Determine the number of lines containing the word "bands". Reply with it and nothing else.

(Lines of data)
"""

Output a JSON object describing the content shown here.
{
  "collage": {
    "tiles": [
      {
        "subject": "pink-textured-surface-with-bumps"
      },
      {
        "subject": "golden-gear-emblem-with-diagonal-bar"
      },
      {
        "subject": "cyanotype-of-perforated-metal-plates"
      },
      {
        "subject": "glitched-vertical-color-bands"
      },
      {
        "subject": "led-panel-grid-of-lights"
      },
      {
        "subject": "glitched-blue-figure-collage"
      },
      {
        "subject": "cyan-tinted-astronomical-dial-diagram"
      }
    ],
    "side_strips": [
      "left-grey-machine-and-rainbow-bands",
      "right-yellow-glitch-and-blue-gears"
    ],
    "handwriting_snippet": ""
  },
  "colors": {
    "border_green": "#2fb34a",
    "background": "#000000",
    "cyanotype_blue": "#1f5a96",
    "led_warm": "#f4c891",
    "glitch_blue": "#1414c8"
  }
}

"""

EXERCISE SOLUTION:
2